*Task to carry out*: Review the material line by line. Identify and copy every line that contains the string "this".

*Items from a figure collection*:

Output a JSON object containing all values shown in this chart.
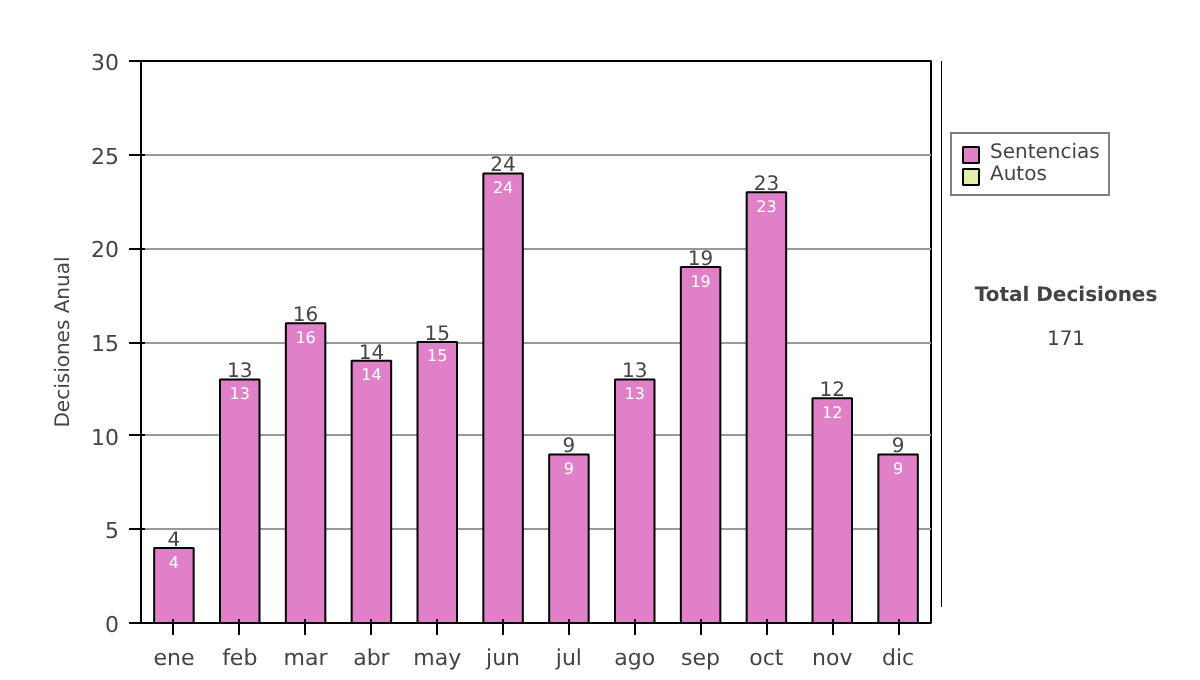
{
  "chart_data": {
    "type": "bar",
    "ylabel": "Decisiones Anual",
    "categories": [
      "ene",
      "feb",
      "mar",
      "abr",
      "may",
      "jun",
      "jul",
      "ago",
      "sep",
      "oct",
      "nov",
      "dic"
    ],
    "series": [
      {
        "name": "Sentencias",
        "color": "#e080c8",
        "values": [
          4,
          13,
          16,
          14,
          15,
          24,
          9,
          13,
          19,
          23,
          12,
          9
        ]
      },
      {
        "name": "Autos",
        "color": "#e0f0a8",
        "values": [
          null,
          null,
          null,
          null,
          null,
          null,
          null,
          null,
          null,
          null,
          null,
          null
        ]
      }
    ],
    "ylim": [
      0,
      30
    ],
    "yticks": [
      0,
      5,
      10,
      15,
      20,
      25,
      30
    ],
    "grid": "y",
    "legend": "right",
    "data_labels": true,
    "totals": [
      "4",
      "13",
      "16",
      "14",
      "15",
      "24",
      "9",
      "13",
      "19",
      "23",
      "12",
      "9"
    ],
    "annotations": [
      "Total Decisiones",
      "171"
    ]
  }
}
...
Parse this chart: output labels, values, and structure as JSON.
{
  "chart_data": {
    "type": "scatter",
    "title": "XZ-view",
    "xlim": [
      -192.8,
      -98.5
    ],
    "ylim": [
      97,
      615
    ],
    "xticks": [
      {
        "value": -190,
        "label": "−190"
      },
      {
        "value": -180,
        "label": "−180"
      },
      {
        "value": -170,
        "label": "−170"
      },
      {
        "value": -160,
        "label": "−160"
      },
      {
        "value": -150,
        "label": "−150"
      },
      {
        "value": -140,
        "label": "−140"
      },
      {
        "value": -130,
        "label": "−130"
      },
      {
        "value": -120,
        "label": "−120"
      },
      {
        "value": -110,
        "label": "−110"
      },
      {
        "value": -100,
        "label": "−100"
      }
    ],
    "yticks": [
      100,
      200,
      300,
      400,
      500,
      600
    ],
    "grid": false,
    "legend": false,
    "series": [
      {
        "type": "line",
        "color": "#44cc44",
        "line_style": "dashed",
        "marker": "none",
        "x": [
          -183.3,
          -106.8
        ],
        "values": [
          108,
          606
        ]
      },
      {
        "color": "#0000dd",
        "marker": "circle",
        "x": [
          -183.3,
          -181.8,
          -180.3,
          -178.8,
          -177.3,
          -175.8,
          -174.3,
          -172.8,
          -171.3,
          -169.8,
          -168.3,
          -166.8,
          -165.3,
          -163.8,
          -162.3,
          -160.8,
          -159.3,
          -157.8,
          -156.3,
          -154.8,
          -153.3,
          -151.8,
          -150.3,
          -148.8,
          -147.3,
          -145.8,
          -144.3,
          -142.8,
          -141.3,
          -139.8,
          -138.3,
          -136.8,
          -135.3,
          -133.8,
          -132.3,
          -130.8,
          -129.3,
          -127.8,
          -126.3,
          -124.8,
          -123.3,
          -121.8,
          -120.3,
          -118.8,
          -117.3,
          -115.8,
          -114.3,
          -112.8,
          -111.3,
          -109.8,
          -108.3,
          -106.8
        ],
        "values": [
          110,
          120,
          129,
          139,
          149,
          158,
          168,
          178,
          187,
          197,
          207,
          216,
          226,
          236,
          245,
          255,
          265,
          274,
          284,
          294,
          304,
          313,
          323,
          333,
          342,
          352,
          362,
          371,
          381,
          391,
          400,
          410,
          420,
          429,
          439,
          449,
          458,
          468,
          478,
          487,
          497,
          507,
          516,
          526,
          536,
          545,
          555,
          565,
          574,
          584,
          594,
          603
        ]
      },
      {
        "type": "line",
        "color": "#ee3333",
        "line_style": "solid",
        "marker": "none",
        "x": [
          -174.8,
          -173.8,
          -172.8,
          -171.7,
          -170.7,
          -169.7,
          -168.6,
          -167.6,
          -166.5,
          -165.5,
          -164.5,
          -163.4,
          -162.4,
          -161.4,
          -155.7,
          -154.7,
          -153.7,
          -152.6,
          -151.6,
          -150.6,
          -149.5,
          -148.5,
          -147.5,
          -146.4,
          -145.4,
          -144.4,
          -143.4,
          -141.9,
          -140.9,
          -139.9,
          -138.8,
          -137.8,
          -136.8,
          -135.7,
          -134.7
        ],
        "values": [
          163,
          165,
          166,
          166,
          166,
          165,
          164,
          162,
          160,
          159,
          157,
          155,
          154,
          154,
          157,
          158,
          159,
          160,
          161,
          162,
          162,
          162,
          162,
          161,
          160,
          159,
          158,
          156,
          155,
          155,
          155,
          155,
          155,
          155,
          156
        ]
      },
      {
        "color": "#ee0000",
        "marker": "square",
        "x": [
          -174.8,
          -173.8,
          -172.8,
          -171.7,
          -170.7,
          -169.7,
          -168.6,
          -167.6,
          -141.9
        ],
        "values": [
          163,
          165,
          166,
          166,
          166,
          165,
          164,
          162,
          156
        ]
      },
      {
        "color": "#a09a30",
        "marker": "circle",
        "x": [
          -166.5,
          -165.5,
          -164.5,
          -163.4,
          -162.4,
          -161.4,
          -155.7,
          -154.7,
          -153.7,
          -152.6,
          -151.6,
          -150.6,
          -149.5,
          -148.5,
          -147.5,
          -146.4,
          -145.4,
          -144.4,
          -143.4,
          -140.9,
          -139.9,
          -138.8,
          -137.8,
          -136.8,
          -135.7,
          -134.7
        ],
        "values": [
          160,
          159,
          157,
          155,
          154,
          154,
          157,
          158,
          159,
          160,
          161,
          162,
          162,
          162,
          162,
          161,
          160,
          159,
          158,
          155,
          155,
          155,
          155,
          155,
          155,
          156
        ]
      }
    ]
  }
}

*Reply to the task*:
Output a JSON object containing all values shown in this chart.
Parse this chart: output labels, values, and structure as JSON.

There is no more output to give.